— REQUIRED TASK —
Return a copy of each line that holds the string "Originals".

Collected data
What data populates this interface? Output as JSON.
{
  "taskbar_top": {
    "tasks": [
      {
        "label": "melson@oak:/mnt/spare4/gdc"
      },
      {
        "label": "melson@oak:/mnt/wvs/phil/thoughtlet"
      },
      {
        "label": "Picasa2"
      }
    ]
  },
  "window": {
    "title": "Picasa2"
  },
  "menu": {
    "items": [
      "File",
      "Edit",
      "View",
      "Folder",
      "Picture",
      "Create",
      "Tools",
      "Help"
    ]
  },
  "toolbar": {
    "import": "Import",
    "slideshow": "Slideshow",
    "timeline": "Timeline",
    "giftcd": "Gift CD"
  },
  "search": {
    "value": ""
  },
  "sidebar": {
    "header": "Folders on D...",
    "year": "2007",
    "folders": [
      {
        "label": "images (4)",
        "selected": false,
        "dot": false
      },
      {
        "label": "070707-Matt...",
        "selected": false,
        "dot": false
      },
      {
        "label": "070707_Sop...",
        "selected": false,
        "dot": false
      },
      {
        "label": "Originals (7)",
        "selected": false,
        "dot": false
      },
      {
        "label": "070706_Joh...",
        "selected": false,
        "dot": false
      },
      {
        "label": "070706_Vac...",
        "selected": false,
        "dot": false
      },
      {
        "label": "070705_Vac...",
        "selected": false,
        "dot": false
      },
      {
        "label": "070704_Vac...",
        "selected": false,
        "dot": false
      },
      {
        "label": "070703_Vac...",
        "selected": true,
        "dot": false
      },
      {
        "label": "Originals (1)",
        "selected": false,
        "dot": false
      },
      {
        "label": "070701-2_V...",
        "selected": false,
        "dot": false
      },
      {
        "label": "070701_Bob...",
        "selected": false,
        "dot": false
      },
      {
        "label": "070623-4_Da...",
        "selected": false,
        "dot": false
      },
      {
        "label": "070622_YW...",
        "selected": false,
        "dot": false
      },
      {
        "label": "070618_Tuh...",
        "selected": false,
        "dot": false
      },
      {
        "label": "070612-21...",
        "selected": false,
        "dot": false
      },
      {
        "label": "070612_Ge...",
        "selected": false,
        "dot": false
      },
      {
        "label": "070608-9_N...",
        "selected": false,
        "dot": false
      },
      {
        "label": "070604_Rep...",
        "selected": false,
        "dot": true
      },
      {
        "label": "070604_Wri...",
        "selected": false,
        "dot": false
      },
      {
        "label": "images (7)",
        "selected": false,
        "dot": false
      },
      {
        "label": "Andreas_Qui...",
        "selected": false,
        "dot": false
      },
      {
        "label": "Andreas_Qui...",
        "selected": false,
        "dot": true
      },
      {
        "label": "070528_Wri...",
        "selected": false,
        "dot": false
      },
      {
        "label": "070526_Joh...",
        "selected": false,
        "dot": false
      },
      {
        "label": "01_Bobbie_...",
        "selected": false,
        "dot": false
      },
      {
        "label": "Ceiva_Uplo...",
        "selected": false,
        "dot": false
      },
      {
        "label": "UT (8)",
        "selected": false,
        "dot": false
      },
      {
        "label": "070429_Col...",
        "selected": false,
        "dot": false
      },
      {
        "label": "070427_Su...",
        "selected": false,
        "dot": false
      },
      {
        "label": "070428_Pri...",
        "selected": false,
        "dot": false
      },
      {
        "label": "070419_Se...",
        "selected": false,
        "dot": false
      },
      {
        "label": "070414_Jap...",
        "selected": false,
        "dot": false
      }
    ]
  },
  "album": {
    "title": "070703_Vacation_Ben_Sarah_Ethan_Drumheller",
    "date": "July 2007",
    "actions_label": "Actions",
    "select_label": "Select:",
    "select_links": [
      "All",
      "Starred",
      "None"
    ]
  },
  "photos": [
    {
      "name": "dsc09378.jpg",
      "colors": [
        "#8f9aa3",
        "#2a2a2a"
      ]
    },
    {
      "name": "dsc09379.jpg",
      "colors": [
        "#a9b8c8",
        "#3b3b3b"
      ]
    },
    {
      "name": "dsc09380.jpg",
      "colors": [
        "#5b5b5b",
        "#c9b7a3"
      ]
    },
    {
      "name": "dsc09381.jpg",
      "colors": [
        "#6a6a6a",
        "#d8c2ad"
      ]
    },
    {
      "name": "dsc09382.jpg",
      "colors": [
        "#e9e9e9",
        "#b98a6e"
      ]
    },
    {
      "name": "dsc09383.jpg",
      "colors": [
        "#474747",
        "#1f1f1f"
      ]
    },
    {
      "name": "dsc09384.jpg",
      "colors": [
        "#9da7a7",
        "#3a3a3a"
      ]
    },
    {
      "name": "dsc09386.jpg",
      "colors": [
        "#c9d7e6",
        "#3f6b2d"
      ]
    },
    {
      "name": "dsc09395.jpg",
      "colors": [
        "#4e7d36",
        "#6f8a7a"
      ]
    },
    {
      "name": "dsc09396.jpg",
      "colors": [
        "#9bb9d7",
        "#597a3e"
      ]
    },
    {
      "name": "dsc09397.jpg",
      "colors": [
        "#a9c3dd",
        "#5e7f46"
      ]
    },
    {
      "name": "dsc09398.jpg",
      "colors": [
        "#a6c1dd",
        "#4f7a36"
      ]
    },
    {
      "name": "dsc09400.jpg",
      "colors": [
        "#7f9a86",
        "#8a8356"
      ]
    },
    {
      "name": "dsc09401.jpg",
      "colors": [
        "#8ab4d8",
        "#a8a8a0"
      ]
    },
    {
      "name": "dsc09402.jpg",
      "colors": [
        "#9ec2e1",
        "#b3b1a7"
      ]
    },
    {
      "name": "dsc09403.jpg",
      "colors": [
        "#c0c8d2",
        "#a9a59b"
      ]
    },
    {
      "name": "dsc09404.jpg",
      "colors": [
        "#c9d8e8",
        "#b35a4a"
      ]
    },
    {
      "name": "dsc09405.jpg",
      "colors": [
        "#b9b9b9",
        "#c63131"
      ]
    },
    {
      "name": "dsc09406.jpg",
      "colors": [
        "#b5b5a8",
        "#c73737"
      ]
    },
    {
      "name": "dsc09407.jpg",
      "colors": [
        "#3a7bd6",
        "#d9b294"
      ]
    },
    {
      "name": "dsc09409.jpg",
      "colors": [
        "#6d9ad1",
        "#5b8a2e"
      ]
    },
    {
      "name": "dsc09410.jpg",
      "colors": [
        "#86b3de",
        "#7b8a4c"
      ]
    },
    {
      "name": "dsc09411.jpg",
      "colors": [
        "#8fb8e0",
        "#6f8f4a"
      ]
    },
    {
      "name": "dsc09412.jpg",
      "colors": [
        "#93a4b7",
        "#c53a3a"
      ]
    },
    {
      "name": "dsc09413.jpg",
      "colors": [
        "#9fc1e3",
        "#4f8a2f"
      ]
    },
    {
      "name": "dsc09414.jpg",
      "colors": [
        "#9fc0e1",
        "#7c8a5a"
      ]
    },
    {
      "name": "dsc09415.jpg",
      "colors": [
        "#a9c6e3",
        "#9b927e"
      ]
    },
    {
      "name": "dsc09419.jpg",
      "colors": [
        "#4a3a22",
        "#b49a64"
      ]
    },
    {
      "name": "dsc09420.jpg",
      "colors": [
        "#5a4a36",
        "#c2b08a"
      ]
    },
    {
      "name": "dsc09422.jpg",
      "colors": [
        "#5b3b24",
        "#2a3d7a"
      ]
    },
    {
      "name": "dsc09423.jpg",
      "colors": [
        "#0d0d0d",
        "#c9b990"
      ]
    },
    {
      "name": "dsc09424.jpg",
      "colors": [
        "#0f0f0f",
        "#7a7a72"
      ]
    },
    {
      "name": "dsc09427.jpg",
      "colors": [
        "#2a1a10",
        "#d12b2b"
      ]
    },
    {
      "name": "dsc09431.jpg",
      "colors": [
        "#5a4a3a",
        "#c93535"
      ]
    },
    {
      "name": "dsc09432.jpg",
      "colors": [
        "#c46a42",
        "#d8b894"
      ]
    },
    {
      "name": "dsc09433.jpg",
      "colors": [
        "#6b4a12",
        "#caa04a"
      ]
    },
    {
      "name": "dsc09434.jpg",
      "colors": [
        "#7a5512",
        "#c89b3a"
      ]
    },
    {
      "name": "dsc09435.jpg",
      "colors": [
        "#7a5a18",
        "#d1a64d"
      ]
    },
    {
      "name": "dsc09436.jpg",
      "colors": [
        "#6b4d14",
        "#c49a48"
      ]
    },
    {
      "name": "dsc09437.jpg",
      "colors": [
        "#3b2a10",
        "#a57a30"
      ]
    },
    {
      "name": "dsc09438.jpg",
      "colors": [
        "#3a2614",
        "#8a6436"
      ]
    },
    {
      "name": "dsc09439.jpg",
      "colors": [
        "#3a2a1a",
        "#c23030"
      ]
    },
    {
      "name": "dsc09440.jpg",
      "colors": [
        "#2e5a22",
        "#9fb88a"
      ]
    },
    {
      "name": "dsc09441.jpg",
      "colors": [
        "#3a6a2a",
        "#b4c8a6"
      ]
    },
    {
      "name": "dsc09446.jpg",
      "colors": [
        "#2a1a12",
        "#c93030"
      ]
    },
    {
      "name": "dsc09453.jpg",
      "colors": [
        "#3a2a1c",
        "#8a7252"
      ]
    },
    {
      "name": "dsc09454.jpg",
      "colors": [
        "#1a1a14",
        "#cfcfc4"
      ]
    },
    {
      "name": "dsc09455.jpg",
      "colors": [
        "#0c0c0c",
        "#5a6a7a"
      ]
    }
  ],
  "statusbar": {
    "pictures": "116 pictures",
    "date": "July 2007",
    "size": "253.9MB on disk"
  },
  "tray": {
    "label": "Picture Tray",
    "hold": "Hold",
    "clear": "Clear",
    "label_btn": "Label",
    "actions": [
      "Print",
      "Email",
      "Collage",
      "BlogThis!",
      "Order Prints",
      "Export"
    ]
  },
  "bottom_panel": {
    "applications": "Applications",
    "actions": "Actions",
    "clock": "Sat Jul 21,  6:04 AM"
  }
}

— EXPECTED ANSWER —
        "label": "Originals (7)",
        "label": "Originals (1)",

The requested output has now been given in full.